Material provided:
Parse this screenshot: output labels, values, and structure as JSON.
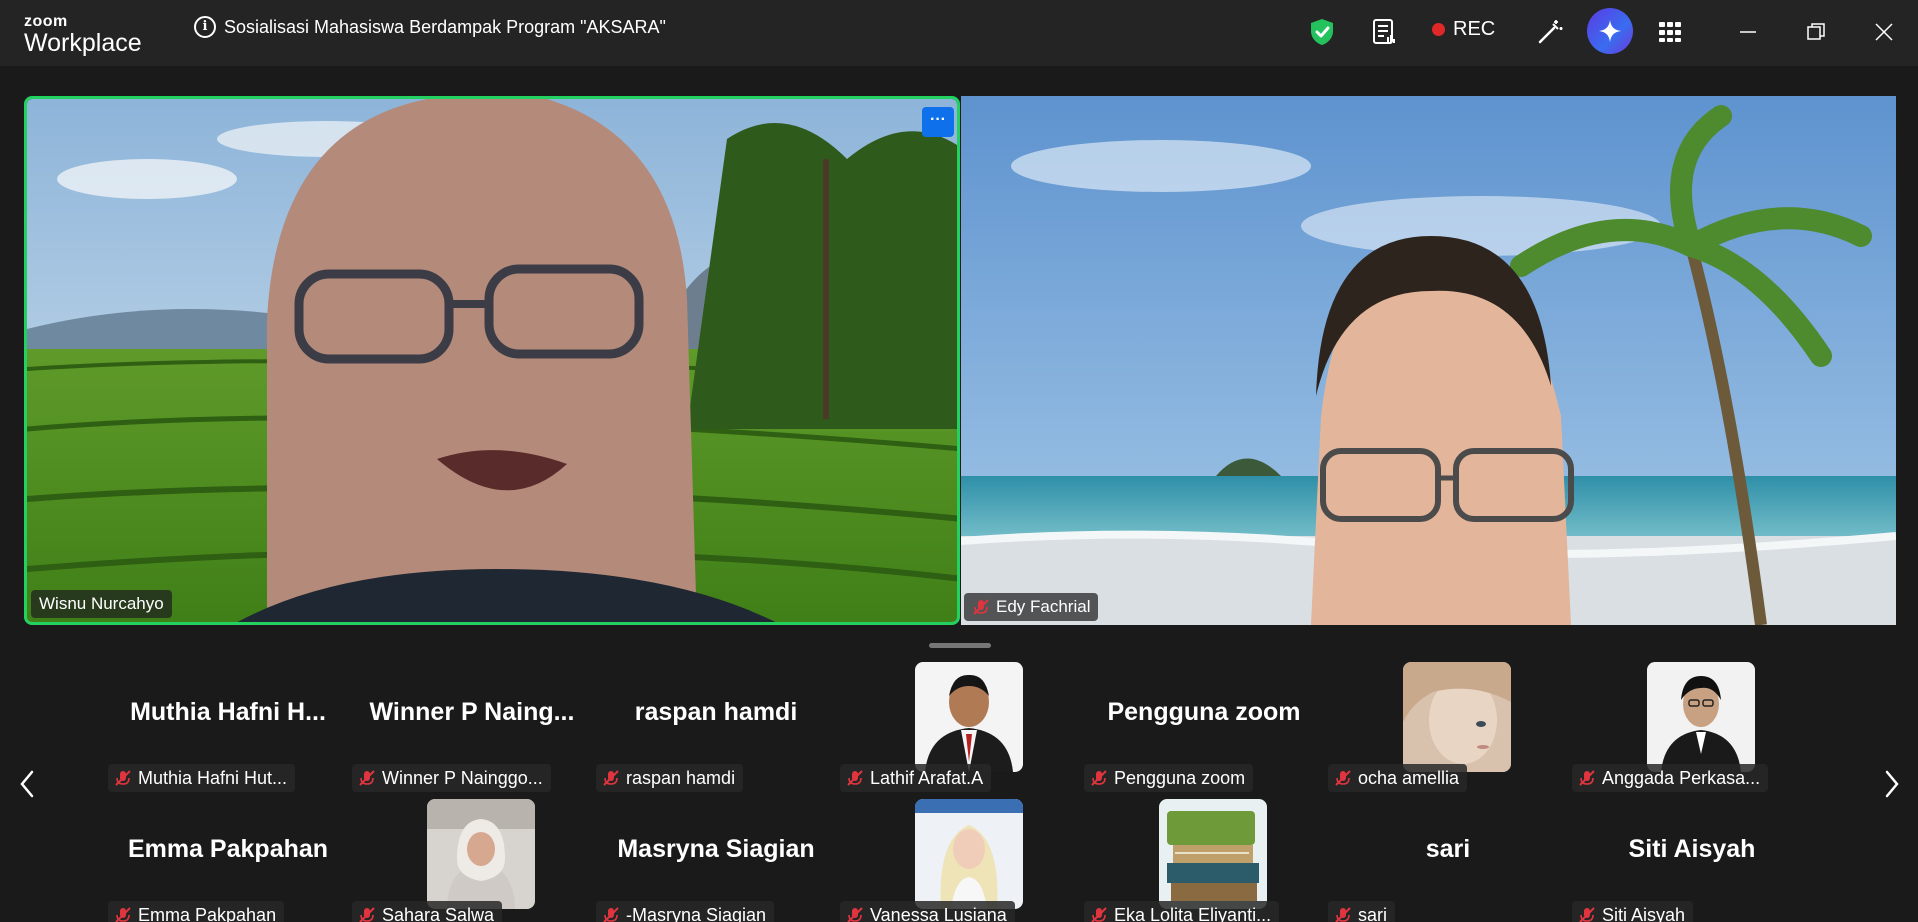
{
  "app": {
    "logo_top": "zoom",
    "logo_bottom": "Workplace",
    "meeting_title": "Sosialisasi Mahasiswa Berdampak Program \"AKSARA\"",
    "rec_label": "REC",
    "icons": [
      "shield-check-icon",
      "notes-icon",
      "record-icon",
      "magic-wand-icon",
      "ai-companion-icon",
      "apps-grid-icon",
      "minimize-icon",
      "maximize-icon",
      "close-icon"
    ]
  },
  "colors": {
    "active_speaker_border": "#23d160",
    "rec_dot": "#e02828",
    "more_button": "#0e71eb",
    "shield": "#23c25d",
    "mute_icon": "#e0343e"
  },
  "speakers": [
    {
      "name": "Wisnu Nurcahyo",
      "muted": false,
      "active": true
    },
    {
      "name": "Edy Fachrial",
      "muted": true,
      "active": false
    }
  ],
  "more_button_label": "···",
  "gallery": {
    "row1": [
      {
        "big": "Muthia Hafni H...",
        "tag": "Muthia Hafni Hut...",
        "photo": false
      },
      {
        "big": "Winner P Naing...",
        "tag": "Winner P Nainggo...",
        "photo": false
      },
      {
        "big": "raspan hamdi",
        "tag": "raspan hamdi",
        "photo": false
      },
      {
        "big": "",
        "tag": "Lathif Arafat.A",
        "photo": true
      },
      {
        "big": "Pengguna zoom",
        "tag": "Pengguna zoom",
        "photo": false
      },
      {
        "big": "",
        "tag": "ocha amellia",
        "photo": true
      },
      {
        "big": "",
        "tag": "Anggada Perkasa...",
        "photo": true
      }
    ],
    "row2": [
      {
        "big": "Emma Pakpahan",
        "tag": "Emma Pakpahan",
        "photo": false
      },
      {
        "big": "",
        "tag": "Sahara Salwa",
        "photo": true
      },
      {
        "big": "Masryna Siagian",
        "tag": "-Masryna Siagian",
        "photo": false
      },
      {
        "big": "",
        "tag": "Vanessa Lusiana",
        "photo": true
      },
      {
        "big": "",
        "tag": "Eka Lolita Eliyanti...",
        "photo": true
      },
      {
        "big": "sari",
        "tag": "sari",
        "photo": false
      },
      {
        "big": "Siti Aisyah",
        "tag": "Siti Aisyah",
        "photo": false
      }
    ]
  }
}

Stated exercise: Look through the entries above and list every line containing "Hafni".

Correct answer:
        "big": "Muthia Hafni H...",
        "tag": "Muthia Hafni Hut...",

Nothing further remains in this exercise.